_Task details:_
Make an exact copy of the records, with the images left out.

Figure record extracts
>> Start

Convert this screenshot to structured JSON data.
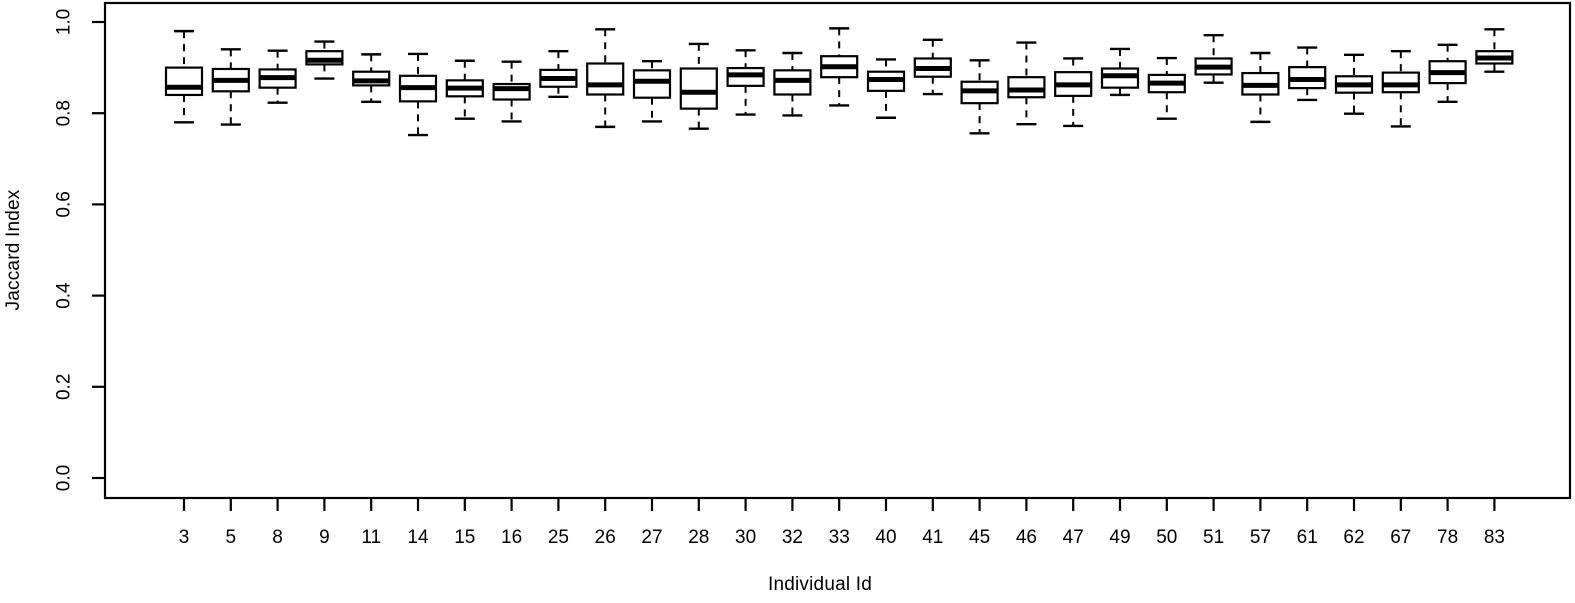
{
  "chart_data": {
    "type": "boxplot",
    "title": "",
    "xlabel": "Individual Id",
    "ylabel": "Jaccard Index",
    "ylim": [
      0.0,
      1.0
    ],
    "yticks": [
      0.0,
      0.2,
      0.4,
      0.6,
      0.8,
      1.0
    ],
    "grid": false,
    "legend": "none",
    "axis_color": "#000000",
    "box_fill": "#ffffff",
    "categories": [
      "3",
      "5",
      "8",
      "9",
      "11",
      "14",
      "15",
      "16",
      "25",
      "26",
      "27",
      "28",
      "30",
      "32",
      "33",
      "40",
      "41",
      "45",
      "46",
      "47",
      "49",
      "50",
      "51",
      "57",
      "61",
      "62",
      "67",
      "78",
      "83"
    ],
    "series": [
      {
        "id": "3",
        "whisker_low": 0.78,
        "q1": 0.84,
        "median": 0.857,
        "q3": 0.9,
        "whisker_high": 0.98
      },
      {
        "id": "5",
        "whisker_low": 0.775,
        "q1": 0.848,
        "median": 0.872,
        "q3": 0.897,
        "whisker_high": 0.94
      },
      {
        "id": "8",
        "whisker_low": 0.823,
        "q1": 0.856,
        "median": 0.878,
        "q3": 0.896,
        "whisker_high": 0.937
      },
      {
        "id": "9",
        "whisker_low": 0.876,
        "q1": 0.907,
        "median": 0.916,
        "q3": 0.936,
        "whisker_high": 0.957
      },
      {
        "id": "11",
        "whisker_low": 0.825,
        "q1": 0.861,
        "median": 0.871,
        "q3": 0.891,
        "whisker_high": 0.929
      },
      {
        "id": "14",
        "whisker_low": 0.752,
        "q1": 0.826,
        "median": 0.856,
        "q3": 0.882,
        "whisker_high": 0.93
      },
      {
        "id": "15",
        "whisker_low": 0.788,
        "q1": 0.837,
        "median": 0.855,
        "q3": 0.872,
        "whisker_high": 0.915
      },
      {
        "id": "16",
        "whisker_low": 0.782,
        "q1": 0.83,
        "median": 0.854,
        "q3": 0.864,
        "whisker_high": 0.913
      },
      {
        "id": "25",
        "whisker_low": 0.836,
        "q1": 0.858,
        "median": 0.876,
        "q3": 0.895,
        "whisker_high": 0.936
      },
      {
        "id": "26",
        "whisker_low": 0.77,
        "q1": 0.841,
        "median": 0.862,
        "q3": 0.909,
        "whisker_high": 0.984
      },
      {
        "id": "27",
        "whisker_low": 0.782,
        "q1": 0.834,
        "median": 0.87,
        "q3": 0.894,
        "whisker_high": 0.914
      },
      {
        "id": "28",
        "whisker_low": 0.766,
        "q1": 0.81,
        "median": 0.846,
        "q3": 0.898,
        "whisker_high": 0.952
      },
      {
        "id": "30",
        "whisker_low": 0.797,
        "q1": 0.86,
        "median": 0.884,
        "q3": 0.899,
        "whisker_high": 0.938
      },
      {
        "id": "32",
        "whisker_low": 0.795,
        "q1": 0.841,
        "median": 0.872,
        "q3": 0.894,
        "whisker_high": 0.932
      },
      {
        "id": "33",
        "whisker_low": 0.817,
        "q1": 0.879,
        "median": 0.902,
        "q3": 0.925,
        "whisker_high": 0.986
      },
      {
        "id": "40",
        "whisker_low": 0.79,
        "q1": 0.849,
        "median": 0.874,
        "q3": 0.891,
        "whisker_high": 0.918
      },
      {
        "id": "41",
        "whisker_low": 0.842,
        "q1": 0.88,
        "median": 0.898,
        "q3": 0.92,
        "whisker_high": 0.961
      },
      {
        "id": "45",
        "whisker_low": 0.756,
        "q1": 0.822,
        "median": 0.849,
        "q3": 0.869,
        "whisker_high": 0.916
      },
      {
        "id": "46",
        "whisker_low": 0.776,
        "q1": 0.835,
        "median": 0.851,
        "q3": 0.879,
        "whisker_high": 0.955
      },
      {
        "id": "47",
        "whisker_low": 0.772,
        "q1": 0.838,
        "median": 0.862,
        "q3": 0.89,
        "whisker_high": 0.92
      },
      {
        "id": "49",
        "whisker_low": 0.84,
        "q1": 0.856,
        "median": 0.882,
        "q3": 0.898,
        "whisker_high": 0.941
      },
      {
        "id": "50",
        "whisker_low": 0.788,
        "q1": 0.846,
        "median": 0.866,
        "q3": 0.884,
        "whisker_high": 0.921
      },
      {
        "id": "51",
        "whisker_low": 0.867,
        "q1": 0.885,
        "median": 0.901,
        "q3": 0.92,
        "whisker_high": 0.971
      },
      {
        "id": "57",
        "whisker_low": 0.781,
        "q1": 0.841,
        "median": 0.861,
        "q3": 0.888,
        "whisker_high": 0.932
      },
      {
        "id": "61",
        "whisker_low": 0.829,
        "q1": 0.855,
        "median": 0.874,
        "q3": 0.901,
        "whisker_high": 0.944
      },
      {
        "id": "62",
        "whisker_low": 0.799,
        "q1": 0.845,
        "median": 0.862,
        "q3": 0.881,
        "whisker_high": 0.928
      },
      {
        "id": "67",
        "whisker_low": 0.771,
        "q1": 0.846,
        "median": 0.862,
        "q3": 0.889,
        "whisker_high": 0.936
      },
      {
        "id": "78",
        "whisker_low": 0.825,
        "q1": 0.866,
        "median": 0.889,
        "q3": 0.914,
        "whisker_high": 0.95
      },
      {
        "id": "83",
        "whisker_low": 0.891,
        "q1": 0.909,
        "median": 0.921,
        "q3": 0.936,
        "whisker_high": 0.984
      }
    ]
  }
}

>> End

_Answer for the task:_
Convert this screenshot to structured JSON data.
{
  "chart_data": {
    "type": "boxplot",
    "title": "",
    "xlabel": "Individual Id",
    "ylabel": "Jaccard Index",
    "ylim": [
      0.0,
      1.0
    ],
    "yticks": [
      0.0,
      0.2,
      0.4,
      0.6,
      0.8,
      1.0
    ],
    "grid": false,
    "legend": "none",
    "axis_color": "#000000",
    "box_fill": "#ffffff",
    "categories": [
      "3",
      "5",
      "8",
      "9",
      "11",
      "14",
      "15",
      "16",
      "25",
      "26",
      "27",
      "28",
      "30",
      "32",
      "33",
      "40",
      "41",
      "45",
      "46",
      "47",
      "49",
      "50",
      "51",
      "57",
      "61",
      "62",
      "67",
      "78",
      "83"
    ],
    "series": [
      {
        "id": "3",
        "whisker_low": 0.78,
        "q1": 0.84,
        "median": 0.857,
        "q3": 0.9,
        "whisker_high": 0.98
      },
      {
        "id": "5",
        "whisker_low": 0.775,
        "q1": 0.848,
        "median": 0.872,
        "q3": 0.897,
        "whisker_high": 0.94
      },
      {
        "id": "8",
        "whisker_low": 0.823,
        "q1": 0.856,
        "median": 0.878,
        "q3": 0.896,
        "whisker_high": 0.937
      },
      {
        "id": "9",
        "whisker_low": 0.876,
        "q1": 0.907,
        "median": 0.916,
        "q3": 0.936,
        "whisker_high": 0.957
      },
      {
        "id": "11",
        "whisker_low": 0.825,
        "q1": 0.861,
        "median": 0.871,
        "q3": 0.891,
        "whisker_high": 0.929
      },
      {
        "id": "14",
        "whisker_low": 0.752,
        "q1": 0.826,
        "median": 0.856,
        "q3": 0.882,
        "whisker_high": 0.93
      },
      {
        "id": "15",
        "whisker_low": 0.788,
        "q1": 0.837,
        "median": 0.855,
        "q3": 0.872,
        "whisker_high": 0.915
      },
      {
        "id": "16",
        "whisker_low": 0.782,
        "q1": 0.83,
        "median": 0.854,
        "q3": 0.864,
        "whisker_high": 0.913
      },
      {
        "id": "25",
        "whisker_low": 0.836,
        "q1": 0.858,
        "median": 0.876,
        "q3": 0.895,
        "whisker_high": 0.936
      },
      {
        "id": "26",
        "whisker_low": 0.77,
        "q1": 0.841,
        "median": 0.862,
        "q3": 0.909,
        "whisker_high": 0.984
      },
      {
        "id": "27",
        "whisker_low": 0.782,
        "q1": 0.834,
        "median": 0.87,
        "q3": 0.894,
        "whisker_high": 0.914
      },
      {
        "id": "28",
        "whisker_low": 0.766,
        "q1": 0.81,
        "median": 0.846,
        "q3": 0.898,
        "whisker_high": 0.952
      },
      {
        "id": "30",
        "whisker_low": 0.797,
        "q1": 0.86,
        "median": 0.884,
        "q3": 0.899,
        "whisker_high": 0.938
      },
      {
        "id": "32",
        "whisker_low": 0.795,
        "q1": 0.841,
        "median": 0.872,
        "q3": 0.894,
        "whisker_high": 0.932
      },
      {
        "id": "33",
        "whisker_low": 0.817,
        "q1": 0.879,
        "median": 0.902,
        "q3": 0.925,
        "whisker_high": 0.986
      },
      {
        "id": "40",
        "whisker_low": 0.79,
        "q1": 0.849,
        "median": 0.874,
        "q3": 0.891,
        "whisker_high": 0.918
      },
      {
        "id": "41",
        "whisker_low": 0.842,
        "q1": 0.88,
        "median": 0.898,
        "q3": 0.92,
        "whisker_high": 0.961
      },
      {
        "id": "45",
        "whisker_low": 0.756,
        "q1": 0.822,
        "median": 0.849,
        "q3": 0.869,
        "whisker_high": 0.916
      },
      {
        "id": "46",
        "whisker_low": 0.776,
        "q1": 0.835,
        "median": 0.851,
        "q3": 0.879,
        "whisker_high": 0.955
      },
      {
        "id": "47",
        "whisker_low": 0.772,
        "q1": 0.838,
        "median": 0.862,
        "q3": 0.89,
        "whisker_high": 0.92
      },
      {
        "id": "49",
        "whisker_low": 0.84,
        "q1": 0.856,
        "median": 0.882,
        "q3": 0.898,
        "whisker_high": 0.941
      },
      {
        "id": "50",
        "whisker_low": 0.788,
        "q1": 0.846,
        "median": 0.866,
        "q3": 0.884,
        "whisker_high": 0.921
      },
      {
        "id": "51",
        "whisker_low": 0.867,
        "q1": 0.885,
        "median": 0.901,
        "q3": 0.92,
        "whisker_high": 0.971
      },
      {
        "id": "57",
        "whisker_low": 0.781,
        "q1": 0.841,
        "median": 0.861,
        "q3": 0.888,
        "whisker_high": 0.932
      },
      {
        "id": "61",
        "whisker_low": 0.829,
        "q1": 0.855,
        "median": 0.874,
        "q3": 0.901,
        "whisker_high": 0.944
      },
      {
        "id": "62",
        "whisker_low": 0.799,
        "q1": 0.845,
        "median": 0.862,
        "q3": 0.881,
        "whisker_high": 0.928
      },
      {
        "id": "67",
        "whisker_low": 0.771,
        "q1": 0.846,
        "median": 0.862,
        "q3": 0.889,
        "whisker_high": 0.936
      },
      {
        "id": "78",
        "whisker_low": 0.825,
        "q1": 0.866,
        "median": 0.889,
        "q3": 0.914,
        "whisker_high": 0.95
      },
      {
        "id": "83",
        "whisker_low": 0.891,
        "q1": 0.909,
        "median": 0.921,
        "q3": 0.936,
        "whisker_high": 0.984
      }
    ]
  }
}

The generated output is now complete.